Exercise prompt »
In the material below, copy out every line from the one containing "prob-cell (236, 349, 252, 367)" to the one containing "prob-cell (265, 366, 280, 384)", both included, reproducing each line character for character.

▼

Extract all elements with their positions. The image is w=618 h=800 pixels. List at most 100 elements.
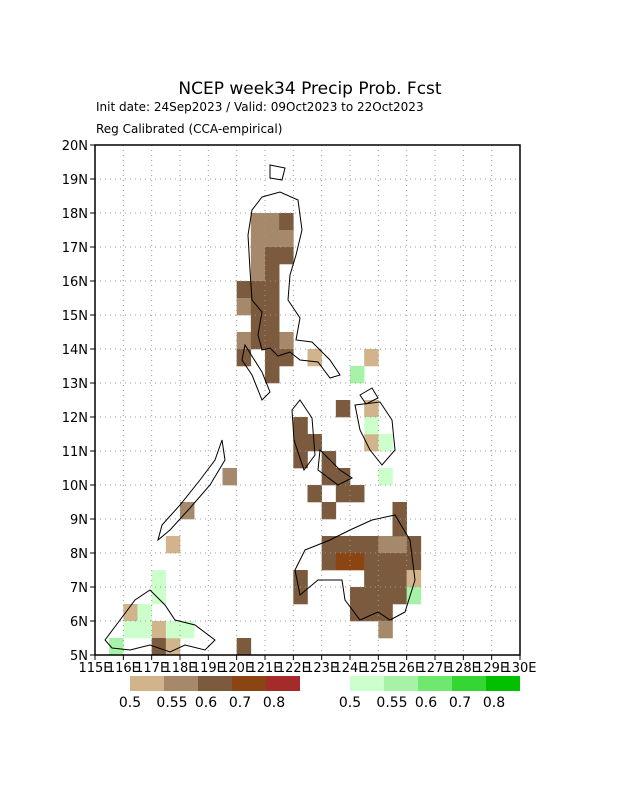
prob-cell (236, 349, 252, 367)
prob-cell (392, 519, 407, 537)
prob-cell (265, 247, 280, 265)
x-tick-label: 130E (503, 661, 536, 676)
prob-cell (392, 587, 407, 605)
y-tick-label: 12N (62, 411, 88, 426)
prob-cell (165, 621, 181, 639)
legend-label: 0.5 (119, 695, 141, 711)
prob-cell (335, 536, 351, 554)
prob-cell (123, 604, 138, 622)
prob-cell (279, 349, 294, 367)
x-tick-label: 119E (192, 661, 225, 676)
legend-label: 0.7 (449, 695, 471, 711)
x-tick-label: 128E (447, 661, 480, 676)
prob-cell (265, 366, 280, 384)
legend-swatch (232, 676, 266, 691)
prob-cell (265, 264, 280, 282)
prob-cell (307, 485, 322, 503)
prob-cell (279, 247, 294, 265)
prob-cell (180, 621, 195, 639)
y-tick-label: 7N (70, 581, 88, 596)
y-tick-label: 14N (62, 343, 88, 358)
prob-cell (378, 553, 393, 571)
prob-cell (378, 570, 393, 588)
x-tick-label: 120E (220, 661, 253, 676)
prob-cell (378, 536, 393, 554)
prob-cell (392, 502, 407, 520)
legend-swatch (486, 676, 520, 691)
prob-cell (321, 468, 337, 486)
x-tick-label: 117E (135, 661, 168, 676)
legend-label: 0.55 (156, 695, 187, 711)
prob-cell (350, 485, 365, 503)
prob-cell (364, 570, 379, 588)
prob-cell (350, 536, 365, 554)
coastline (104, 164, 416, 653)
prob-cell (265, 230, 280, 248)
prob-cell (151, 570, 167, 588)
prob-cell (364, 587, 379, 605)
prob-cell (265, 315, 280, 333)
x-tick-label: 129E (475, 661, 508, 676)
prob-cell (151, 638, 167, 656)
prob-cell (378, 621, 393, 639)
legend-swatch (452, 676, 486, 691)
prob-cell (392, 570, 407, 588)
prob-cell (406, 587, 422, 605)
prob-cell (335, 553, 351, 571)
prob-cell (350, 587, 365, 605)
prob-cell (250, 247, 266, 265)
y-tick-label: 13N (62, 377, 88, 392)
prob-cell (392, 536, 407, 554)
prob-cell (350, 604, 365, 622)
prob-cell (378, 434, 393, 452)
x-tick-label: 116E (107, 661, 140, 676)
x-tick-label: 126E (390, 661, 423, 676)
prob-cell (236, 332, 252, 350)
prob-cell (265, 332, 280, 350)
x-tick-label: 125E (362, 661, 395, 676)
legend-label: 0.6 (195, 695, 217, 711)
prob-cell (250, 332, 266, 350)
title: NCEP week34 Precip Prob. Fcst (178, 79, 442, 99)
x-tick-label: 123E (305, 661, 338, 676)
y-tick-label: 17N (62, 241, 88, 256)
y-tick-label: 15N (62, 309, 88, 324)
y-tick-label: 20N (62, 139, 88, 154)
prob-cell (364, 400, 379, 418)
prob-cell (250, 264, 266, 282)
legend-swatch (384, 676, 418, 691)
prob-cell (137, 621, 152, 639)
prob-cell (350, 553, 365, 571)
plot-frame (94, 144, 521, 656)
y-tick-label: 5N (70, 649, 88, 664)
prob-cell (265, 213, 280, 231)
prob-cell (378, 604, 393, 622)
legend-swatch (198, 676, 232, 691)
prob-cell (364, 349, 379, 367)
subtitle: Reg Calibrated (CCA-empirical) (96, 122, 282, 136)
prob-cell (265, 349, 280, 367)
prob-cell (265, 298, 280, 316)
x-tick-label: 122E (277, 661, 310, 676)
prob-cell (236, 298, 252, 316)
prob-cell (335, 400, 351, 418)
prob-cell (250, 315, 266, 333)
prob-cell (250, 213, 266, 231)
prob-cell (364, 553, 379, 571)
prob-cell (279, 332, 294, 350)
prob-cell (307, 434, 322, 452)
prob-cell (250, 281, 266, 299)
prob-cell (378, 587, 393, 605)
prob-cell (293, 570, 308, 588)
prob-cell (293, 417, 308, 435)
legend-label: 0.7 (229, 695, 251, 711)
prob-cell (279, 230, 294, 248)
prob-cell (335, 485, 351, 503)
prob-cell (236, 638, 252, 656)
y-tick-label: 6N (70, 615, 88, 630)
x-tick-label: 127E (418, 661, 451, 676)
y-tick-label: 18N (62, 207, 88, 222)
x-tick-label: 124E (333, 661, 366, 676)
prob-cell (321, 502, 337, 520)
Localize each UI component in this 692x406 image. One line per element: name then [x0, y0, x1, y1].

▲

Written answer »
prob-cell (236, 349, 252, 367)
prob-cell (392, 519, 407, 537)
prob-cell (265, 247, 280, 265)
x-tick-label: 130E (503, 661, 536, 676)
prob-cell (392, 587, 407, 605)
y-tick-label: 12N (62, 411, 88, 426)
prob-cell (165, 621, 181, 639)
legend-label: 0.5 (119, 695, 141, 711)
prob-cell (335, 536, 351, 554)
prob-cell (123, 604, 138, 622)
prob-cell (279, 349, 294, 367)
x-tick-label: 119E (192, 661, 225, 676)
legend-label: 0.7 (449, 695, 471, 711)
x-tick-label: 128E (447, 661, 480, 676)
prob-cell (265, 366, 280, 384)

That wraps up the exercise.